**Work to complete**
Copy out each line below that has the word "ticket" in it.

(Collected data)
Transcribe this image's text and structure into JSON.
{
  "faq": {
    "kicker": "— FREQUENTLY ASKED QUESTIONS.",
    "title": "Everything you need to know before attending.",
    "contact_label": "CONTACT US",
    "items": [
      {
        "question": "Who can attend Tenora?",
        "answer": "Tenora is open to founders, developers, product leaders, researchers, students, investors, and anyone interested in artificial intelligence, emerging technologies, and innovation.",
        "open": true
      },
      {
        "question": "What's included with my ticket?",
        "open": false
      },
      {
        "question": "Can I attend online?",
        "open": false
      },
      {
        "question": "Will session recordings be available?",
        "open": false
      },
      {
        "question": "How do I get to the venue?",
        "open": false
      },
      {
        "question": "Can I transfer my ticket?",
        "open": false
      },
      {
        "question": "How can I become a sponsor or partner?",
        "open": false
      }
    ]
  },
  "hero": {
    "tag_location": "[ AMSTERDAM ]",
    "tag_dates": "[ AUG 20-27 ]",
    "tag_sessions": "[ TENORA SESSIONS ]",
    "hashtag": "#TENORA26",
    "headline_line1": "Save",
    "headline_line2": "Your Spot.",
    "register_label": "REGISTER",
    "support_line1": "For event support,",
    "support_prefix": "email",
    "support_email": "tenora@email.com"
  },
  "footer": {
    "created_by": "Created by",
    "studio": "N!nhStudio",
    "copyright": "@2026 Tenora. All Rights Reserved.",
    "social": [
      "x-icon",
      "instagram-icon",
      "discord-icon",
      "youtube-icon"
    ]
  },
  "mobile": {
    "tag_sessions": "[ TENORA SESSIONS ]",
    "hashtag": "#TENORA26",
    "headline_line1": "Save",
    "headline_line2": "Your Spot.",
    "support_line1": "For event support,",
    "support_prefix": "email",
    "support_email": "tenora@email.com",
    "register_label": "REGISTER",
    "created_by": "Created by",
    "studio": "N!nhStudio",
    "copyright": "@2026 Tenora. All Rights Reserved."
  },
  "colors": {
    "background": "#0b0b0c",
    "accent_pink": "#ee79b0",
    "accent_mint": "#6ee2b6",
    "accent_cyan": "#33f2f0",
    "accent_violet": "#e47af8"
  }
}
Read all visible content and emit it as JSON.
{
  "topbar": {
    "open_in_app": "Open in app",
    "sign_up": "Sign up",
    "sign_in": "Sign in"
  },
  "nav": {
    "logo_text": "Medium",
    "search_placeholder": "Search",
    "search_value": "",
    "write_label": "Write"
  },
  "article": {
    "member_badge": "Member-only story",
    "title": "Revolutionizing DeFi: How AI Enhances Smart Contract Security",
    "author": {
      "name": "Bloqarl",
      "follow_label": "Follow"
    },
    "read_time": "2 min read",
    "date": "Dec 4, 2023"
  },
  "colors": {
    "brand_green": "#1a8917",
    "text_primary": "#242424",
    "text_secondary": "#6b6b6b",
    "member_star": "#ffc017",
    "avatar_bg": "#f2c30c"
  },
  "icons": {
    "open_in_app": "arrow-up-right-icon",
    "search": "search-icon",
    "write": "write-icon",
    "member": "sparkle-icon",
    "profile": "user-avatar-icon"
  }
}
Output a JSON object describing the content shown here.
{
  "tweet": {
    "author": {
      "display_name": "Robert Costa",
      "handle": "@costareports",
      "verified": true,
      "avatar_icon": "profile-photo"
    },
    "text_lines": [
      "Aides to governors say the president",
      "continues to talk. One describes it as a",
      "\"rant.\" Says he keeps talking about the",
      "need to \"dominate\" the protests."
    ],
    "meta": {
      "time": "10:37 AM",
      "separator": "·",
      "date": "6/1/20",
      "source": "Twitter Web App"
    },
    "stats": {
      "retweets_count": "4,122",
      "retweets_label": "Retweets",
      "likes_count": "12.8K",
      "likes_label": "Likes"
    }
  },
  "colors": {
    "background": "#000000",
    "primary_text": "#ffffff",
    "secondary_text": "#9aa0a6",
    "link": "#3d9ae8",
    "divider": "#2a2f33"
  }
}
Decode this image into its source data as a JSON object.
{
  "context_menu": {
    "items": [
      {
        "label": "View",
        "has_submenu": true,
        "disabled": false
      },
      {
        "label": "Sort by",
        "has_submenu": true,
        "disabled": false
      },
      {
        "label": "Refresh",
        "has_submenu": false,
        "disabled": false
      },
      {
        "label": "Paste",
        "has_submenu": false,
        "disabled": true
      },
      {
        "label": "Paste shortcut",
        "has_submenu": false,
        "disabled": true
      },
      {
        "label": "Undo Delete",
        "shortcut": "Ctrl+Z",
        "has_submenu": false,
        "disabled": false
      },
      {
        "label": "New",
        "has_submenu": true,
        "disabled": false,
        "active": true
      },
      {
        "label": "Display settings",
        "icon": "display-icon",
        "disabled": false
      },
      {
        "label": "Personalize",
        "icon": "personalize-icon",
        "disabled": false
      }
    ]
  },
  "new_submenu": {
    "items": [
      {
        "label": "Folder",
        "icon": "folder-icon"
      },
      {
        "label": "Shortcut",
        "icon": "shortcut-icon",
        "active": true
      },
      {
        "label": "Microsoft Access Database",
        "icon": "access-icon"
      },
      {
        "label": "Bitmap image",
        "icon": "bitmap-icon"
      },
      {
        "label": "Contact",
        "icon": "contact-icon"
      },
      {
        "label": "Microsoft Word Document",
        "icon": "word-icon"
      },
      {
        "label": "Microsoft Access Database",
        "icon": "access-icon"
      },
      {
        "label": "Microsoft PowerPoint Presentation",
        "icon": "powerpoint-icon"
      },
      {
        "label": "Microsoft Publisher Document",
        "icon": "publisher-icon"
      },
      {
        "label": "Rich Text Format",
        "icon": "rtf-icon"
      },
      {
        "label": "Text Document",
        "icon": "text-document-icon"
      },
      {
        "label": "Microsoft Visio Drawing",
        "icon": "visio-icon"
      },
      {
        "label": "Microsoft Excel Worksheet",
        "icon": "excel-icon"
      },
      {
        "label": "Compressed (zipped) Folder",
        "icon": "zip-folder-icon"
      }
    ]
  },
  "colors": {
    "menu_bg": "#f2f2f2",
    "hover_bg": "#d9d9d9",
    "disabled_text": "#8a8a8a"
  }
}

**Full solution**
        "question": "What's included with my ticket?",
        "question": "Can I transfer my ticket?",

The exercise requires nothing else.